Collected data entries:
****

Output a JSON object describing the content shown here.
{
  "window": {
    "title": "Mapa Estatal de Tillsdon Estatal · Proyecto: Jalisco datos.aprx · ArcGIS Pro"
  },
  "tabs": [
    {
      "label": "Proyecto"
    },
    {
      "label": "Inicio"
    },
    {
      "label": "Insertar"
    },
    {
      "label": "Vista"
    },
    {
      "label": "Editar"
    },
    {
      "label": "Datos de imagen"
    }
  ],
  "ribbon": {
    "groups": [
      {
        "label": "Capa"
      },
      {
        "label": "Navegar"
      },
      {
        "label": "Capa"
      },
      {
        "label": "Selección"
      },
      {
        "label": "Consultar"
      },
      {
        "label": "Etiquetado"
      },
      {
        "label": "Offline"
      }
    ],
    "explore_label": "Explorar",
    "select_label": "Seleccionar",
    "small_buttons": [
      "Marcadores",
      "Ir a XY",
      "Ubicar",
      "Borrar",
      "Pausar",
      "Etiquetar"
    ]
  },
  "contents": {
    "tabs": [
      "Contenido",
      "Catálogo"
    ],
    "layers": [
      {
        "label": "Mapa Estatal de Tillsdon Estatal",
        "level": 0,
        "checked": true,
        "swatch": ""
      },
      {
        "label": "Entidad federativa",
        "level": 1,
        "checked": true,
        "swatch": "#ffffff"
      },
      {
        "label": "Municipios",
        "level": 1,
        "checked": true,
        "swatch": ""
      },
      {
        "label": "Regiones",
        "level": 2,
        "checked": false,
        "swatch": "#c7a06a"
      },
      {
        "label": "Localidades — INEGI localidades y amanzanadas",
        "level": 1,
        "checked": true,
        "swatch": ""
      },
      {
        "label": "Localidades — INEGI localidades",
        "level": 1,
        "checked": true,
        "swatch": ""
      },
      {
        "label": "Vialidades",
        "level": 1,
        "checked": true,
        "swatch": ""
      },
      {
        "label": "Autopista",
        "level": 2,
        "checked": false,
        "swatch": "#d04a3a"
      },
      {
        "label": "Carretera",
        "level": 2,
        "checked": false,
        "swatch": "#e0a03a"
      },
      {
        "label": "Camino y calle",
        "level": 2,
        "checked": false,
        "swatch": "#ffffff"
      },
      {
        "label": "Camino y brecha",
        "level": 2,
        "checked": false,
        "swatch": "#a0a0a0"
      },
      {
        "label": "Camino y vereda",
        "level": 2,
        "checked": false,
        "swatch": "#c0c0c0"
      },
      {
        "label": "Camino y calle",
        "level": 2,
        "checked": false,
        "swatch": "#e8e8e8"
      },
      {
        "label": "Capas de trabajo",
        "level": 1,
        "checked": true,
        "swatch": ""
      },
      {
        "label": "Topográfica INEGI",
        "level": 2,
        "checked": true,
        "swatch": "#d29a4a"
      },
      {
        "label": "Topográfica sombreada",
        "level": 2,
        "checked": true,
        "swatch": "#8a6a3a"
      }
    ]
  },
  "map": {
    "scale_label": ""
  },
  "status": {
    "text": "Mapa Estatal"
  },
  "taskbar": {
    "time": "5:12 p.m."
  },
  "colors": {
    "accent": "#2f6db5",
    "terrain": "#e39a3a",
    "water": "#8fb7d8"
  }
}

****

PROBLEM REQUIREMENTS: In the records above, find the lines containing "Camino" and copy them.

PROBLEM SOLUTION:
        "label": "Camino y calle",
        "label": "Camino y brecha",
        "label": "Camino y vereda",
        "label": "Camino y calle",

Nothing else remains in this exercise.